— start —

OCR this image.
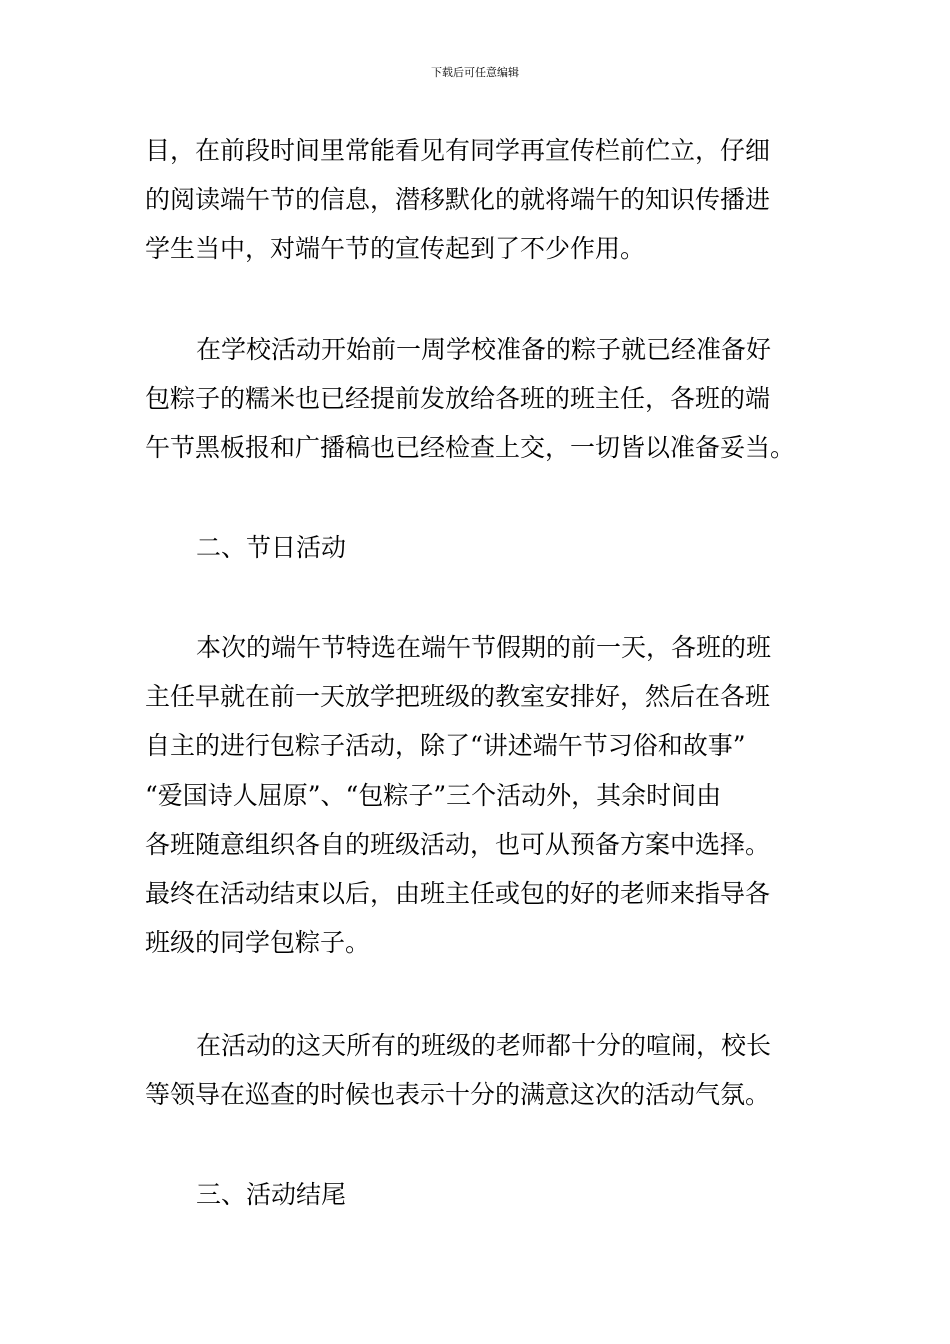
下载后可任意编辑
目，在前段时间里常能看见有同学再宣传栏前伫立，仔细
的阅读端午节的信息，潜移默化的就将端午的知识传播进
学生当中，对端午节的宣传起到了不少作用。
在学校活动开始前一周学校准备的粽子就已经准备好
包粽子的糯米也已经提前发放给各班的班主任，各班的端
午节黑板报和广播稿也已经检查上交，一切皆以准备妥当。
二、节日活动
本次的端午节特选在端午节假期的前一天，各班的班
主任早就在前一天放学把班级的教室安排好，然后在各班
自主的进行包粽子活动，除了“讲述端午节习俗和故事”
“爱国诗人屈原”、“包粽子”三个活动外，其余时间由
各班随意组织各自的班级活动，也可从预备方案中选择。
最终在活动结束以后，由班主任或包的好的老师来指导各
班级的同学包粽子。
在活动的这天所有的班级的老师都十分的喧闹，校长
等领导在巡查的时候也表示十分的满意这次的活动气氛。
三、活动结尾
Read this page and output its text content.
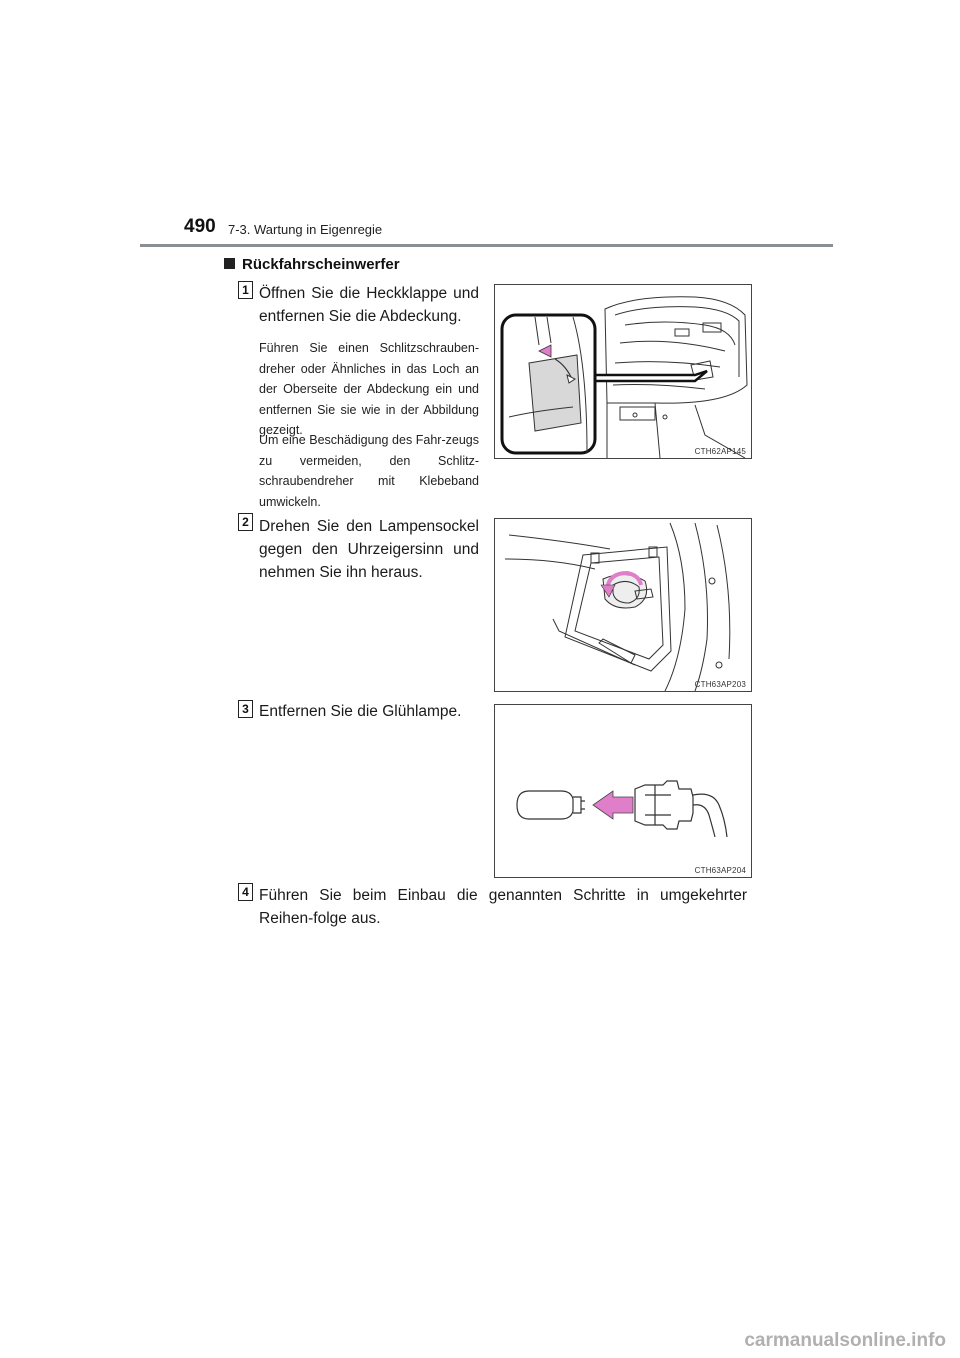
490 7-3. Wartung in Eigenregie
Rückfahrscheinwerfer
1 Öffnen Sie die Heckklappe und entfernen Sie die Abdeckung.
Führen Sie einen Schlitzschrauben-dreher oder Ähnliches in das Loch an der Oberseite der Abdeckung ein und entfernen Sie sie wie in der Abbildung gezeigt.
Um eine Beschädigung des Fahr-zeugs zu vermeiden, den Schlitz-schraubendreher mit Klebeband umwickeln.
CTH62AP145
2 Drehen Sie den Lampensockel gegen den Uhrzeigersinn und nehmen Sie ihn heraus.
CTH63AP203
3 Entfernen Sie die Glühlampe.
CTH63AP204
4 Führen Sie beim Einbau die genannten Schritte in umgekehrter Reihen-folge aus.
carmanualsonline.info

— end —

▸ **REQUIREMENT**
With the pictures omitted, reproduce the records in full and exactly.

▸ **RESPONSE TO THE TASK**
OCR this image.
下载后可任意编辑
目，在前段时间里常能看见有同学再宣传栏前伫立，仔细
的阅读端午节的信息，潜移默化的就将端午的知识传播进
学生当中，对端午节的宣传起到了不少作用。
在学校活动开始前一周学校准备的粽子就已经准备好
包粽子的糯米也已经提前发放给各班的班主任，各班的端
午节黑板报和广播稿也已经检查上交，一切皆以准备妥当。
二、节日活动
本次的端午节特选在端午节假期的前一天，各班的班
主任早就在前一天放学把班级的教室安排好，然后在各班
自主的进行包粽子活动，除了“讲述端午节习俗和故事”
“爱国诗人屈原”、“包粽子”三个活动外，其余时间由
各班随意组织各自的班级活动，也可从预备方案中选择。
最终在活动结束以后，由班主任或包的好的老师来指导各
班级的同学包粽子。
在活动的这天所有的班级的老师都十分的喧闹，校长
等领导在巡查的时候也表示十分的满意这次的活动气氛。
三、活动结尾
Read this page and output its text content.
490 7-3. Wartung in Eigenregie
Rückfahrscheinwerfer
1 Öffnen Sie die Heckklappe und entfernen Sie die Abdeckung.
Führen Sie einen Schlitzschrauben-dreher oder Ähnliches in das Loch an der Oberseite der Abdeckung ein und entfernen Sie sie wie in der Abbildung gezeigt.
Um eine Beschädigung des Fahr-zeugs zu vermeiden, den Schlitz-schraubendreher mit Klebeband umwickeln.
CTH62AP145
2 Drehen Sie den Lampensockel gegen den Uhrzeigersinn und nehmen Sie ihn heraus.
CTH63AP203
3 Entfernen Sie die Glühlampe.
CTH63AP204
4 Führen Sie beim Einbau die genannten Schritte in umgekehrter Reihen-folge aus.
carmanualsonline.info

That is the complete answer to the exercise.